Some records
-- -- --

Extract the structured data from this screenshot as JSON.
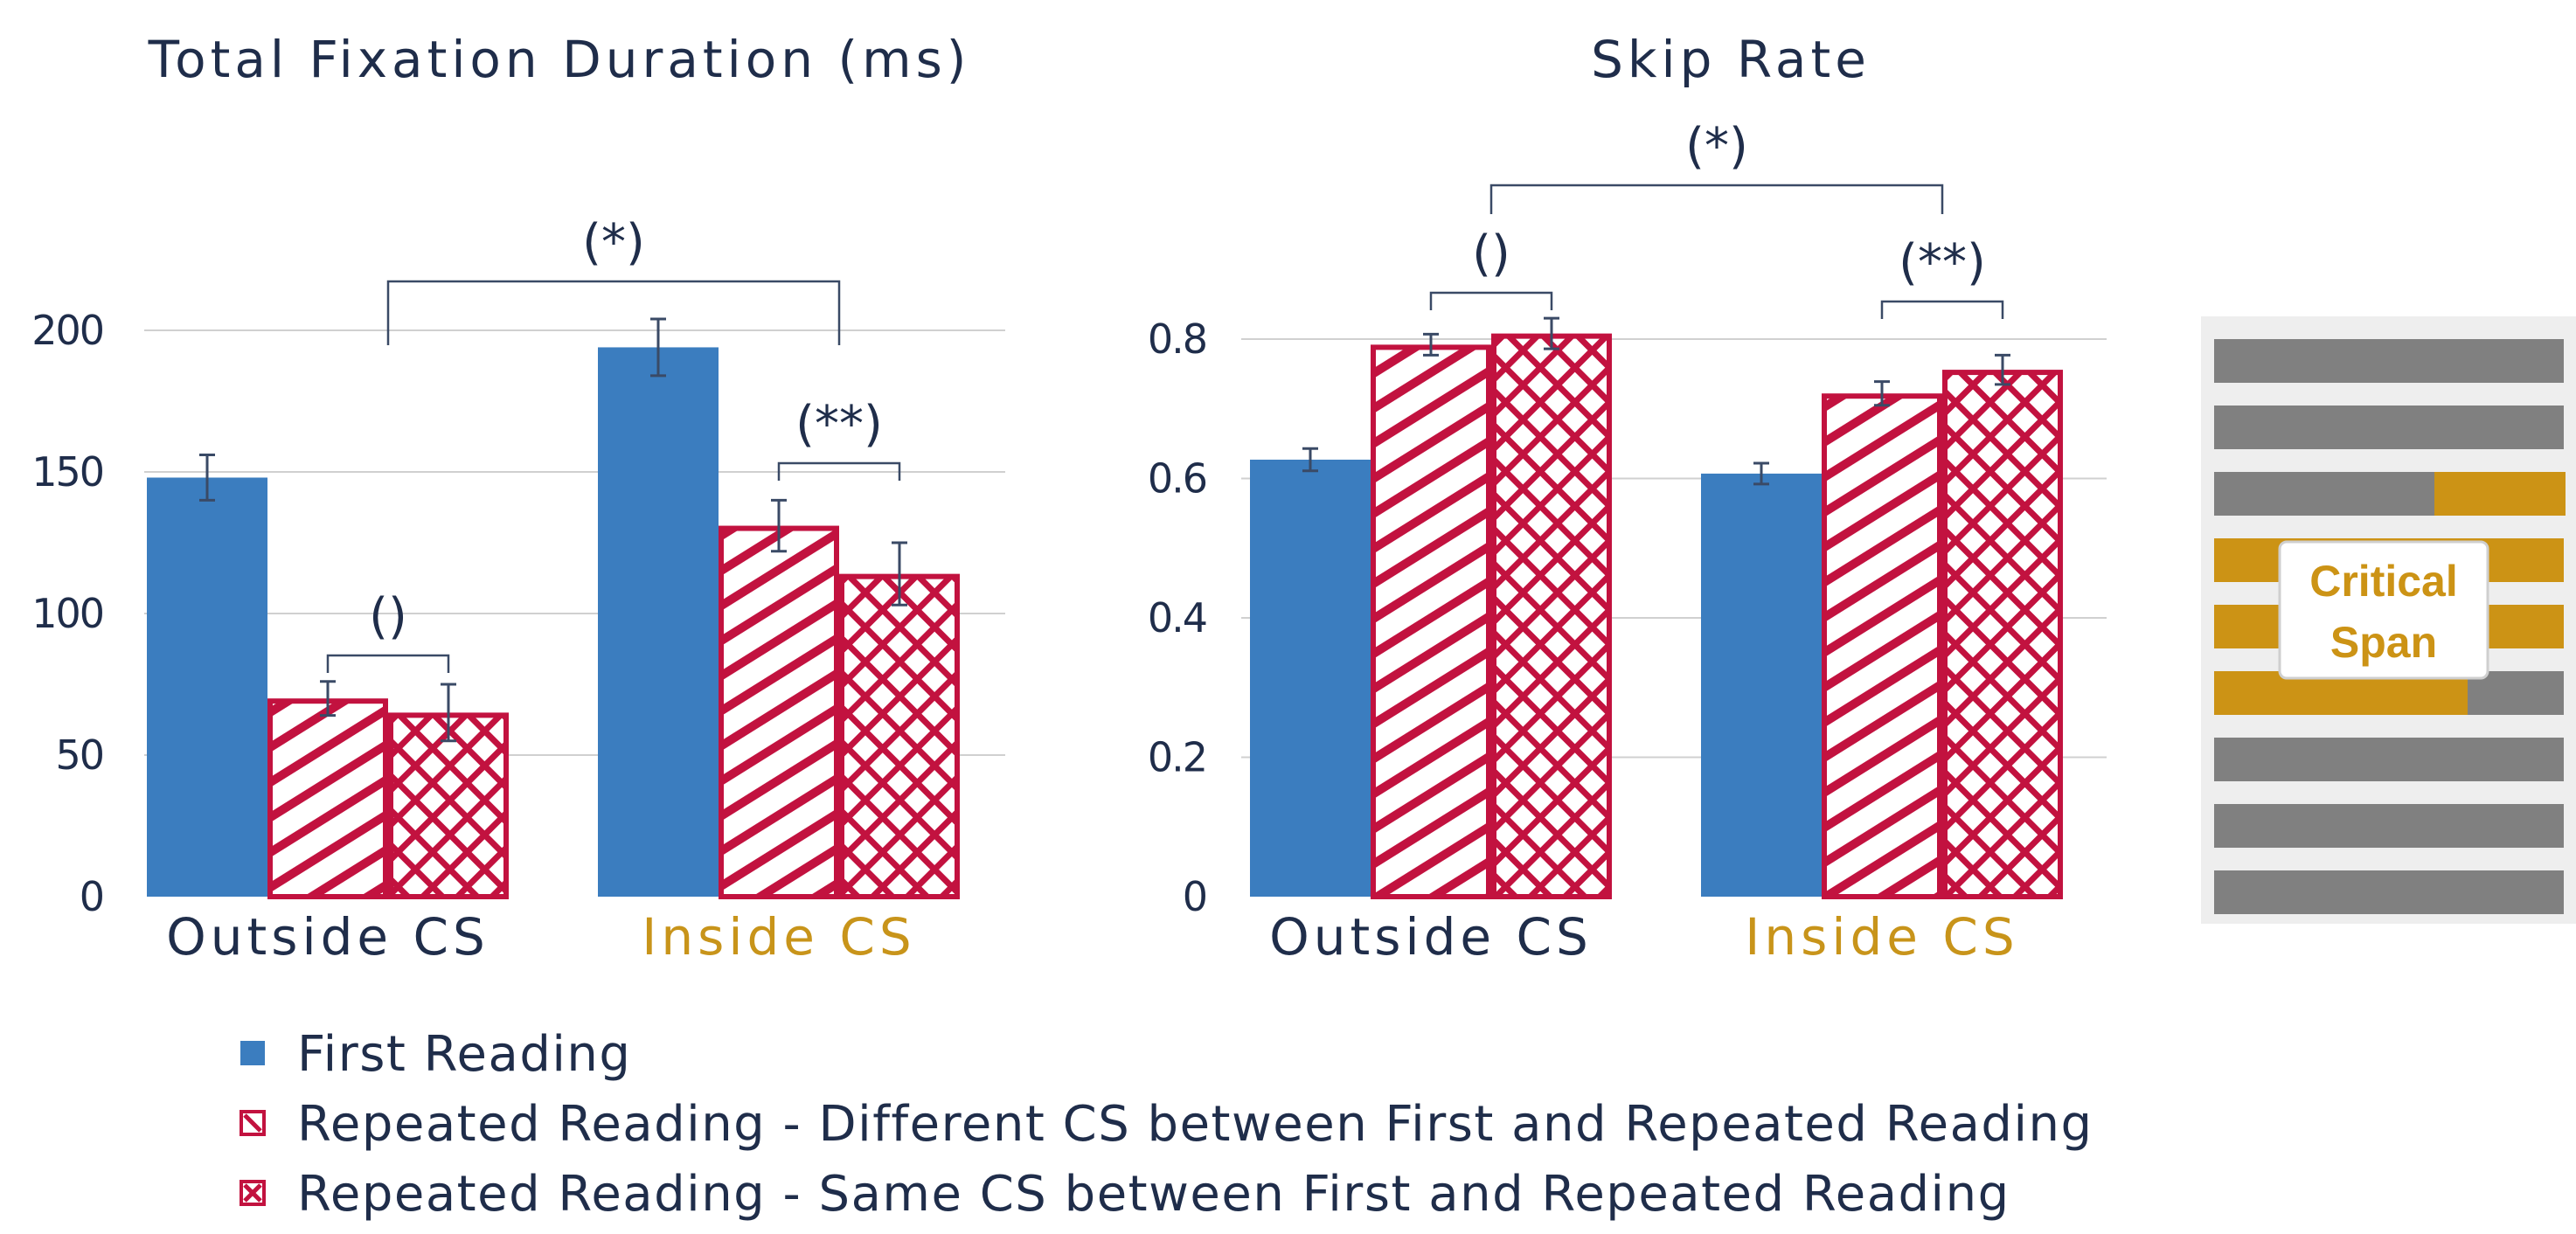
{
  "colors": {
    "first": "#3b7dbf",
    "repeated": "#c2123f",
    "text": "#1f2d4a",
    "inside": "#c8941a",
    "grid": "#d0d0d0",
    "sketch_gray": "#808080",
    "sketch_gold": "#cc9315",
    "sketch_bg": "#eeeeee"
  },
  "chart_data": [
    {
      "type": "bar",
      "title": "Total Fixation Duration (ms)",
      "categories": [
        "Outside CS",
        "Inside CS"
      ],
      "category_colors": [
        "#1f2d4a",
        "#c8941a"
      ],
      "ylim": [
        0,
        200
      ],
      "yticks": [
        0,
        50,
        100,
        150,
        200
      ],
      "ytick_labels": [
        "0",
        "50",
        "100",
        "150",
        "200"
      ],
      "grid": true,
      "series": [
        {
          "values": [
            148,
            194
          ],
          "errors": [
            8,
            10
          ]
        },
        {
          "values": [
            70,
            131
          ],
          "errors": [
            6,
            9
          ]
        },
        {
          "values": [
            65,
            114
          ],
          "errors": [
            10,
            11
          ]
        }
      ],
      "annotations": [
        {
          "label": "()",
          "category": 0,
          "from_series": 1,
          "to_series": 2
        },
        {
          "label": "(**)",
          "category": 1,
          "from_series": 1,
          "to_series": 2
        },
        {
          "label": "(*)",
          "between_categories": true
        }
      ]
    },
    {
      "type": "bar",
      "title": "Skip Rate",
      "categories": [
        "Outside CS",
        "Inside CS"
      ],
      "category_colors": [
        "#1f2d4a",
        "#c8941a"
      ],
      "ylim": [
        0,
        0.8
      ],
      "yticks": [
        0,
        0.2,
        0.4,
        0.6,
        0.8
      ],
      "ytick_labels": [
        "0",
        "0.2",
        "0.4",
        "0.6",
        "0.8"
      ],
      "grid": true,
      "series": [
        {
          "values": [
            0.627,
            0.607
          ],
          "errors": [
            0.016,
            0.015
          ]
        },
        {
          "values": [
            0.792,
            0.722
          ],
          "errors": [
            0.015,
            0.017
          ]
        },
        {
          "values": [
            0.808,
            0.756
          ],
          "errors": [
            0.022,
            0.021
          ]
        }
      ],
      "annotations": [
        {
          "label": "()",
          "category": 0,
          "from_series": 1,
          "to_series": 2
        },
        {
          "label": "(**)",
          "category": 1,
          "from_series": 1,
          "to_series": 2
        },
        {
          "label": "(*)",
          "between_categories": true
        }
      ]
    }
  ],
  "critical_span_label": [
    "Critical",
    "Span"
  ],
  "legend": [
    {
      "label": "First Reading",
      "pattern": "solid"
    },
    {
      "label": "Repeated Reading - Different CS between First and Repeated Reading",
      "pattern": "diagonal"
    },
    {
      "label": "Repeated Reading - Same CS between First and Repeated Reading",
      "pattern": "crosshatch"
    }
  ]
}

-- -- --

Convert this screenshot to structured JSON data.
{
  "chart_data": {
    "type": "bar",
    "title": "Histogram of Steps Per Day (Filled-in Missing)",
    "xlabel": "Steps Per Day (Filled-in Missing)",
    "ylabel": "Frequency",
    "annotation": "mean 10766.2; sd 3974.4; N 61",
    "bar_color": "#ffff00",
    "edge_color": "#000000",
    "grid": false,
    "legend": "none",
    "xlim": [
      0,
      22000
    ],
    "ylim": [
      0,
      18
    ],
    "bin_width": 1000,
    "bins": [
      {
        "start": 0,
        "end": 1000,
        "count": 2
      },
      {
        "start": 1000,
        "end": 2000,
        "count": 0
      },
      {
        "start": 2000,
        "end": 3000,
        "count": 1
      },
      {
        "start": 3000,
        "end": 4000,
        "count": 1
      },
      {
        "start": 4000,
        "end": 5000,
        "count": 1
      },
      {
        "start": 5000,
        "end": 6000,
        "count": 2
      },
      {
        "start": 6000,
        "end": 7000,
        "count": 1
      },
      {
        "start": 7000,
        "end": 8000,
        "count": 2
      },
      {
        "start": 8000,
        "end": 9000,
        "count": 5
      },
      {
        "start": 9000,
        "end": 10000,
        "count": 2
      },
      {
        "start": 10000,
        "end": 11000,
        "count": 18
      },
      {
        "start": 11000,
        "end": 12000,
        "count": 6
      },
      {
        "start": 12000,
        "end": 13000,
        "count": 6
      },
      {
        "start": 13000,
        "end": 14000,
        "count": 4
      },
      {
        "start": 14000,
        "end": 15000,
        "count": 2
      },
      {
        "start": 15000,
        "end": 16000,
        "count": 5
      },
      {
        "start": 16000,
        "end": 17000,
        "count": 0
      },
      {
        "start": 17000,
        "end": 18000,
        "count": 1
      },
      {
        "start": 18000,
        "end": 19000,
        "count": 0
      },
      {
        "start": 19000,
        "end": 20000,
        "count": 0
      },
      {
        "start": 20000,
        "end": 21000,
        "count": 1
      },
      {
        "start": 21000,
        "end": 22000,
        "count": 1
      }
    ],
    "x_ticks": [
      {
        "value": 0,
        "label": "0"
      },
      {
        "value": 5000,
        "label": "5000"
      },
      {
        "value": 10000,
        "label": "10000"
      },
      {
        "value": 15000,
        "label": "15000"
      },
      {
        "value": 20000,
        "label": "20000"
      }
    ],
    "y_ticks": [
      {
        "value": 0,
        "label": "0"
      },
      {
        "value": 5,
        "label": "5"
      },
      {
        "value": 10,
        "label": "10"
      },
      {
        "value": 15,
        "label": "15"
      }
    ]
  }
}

-- -- --

● What you are asked to do:
Find and copy each line above that includes the string "Reading".

● Complete output:
      "label": "First Reading",
      "label": "Repeated Reading - Different CS between First and Repeated Reading",
      "label": "Repeated Reading - Same CS between First and Repeated Reading",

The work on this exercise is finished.